* SET PROBLEM
Report the number of lines that include "language", with no additional text.

* DATASET RECORDS
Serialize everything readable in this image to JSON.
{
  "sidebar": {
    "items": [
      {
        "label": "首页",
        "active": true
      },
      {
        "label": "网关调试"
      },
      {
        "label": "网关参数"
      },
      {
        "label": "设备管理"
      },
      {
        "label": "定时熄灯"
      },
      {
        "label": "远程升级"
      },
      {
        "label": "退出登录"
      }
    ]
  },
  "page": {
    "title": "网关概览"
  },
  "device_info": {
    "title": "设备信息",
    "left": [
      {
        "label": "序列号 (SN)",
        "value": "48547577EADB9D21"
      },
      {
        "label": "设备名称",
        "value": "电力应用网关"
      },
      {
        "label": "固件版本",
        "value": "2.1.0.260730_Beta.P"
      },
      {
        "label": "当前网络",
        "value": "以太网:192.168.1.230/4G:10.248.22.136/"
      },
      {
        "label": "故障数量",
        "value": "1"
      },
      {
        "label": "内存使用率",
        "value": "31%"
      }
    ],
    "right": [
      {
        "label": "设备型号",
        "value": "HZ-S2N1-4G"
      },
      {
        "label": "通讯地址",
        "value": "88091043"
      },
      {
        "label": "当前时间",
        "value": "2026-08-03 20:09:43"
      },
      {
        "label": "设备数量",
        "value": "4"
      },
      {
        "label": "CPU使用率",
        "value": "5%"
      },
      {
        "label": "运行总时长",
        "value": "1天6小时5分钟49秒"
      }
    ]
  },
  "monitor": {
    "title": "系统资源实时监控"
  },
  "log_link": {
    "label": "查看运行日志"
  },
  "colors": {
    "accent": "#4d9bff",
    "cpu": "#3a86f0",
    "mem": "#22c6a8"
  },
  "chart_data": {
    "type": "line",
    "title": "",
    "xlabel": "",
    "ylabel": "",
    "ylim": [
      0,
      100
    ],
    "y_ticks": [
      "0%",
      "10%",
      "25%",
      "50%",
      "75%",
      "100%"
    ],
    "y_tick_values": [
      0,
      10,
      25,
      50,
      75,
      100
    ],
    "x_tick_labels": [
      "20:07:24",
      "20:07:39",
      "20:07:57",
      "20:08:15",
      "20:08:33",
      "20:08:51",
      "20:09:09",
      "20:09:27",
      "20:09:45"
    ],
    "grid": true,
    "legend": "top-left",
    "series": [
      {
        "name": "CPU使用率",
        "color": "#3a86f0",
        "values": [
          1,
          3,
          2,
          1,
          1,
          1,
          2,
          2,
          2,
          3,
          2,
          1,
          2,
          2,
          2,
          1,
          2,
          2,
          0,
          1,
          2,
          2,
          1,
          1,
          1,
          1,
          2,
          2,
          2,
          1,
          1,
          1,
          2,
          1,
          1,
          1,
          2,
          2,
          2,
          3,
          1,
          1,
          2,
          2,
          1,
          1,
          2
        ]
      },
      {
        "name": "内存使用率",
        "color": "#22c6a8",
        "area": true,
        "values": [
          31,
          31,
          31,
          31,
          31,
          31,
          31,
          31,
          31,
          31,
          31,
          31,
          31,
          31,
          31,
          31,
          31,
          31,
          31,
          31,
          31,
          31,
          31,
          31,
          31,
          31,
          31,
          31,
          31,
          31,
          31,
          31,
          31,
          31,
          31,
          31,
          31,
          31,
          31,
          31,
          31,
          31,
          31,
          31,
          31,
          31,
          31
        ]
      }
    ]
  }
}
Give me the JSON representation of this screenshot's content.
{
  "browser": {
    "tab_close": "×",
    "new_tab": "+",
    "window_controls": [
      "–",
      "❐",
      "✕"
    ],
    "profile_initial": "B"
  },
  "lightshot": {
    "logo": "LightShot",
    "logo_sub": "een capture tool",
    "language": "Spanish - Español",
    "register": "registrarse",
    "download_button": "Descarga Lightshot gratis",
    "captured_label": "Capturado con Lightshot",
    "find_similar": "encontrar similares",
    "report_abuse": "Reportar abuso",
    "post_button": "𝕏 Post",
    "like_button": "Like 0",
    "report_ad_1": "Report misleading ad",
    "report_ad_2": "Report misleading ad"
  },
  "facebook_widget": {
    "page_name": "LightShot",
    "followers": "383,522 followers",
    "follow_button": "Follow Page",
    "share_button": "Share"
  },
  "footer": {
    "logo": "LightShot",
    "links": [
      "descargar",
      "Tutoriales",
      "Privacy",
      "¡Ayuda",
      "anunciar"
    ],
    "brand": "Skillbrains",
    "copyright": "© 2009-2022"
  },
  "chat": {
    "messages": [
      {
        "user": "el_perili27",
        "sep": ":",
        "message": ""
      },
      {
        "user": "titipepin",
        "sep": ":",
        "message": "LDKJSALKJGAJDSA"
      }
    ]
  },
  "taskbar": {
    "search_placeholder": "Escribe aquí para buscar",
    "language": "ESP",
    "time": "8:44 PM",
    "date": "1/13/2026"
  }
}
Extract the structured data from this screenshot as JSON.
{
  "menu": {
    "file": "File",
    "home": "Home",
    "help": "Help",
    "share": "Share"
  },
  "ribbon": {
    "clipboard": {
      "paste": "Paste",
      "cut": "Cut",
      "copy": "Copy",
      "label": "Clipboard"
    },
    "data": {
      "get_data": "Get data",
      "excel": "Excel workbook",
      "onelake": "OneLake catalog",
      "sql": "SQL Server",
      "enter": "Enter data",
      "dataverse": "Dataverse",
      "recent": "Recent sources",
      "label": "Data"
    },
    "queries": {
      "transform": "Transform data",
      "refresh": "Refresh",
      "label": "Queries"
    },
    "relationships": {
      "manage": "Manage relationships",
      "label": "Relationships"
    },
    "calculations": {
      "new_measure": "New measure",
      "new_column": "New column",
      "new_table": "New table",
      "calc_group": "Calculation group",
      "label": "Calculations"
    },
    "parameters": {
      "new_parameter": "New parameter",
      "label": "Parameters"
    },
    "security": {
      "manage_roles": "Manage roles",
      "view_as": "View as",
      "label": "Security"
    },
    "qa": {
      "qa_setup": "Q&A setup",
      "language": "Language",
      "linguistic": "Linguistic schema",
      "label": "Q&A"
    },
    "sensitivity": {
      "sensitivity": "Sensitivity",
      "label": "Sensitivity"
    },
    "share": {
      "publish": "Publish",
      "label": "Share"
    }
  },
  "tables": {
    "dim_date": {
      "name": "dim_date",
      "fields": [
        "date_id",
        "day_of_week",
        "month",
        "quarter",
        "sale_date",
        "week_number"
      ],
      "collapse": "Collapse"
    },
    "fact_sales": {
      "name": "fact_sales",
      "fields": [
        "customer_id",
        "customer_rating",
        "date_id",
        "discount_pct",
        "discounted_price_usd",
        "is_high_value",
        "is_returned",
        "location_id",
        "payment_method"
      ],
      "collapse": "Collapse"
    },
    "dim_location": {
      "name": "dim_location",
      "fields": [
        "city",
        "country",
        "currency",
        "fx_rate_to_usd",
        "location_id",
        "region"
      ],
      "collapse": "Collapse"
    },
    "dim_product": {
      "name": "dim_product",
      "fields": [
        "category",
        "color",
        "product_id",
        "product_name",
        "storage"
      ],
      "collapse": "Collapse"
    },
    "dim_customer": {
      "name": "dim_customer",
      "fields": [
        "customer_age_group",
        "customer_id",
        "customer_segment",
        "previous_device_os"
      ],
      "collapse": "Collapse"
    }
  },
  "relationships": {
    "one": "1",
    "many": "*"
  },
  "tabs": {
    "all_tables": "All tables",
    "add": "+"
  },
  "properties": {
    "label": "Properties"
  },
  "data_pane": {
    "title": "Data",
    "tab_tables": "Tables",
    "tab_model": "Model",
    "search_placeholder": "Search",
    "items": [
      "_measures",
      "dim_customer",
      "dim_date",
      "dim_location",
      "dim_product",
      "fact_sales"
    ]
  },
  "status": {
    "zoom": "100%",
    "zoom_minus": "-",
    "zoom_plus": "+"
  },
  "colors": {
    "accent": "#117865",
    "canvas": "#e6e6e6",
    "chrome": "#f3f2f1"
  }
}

* ANSWER TO THE PROBLEM
3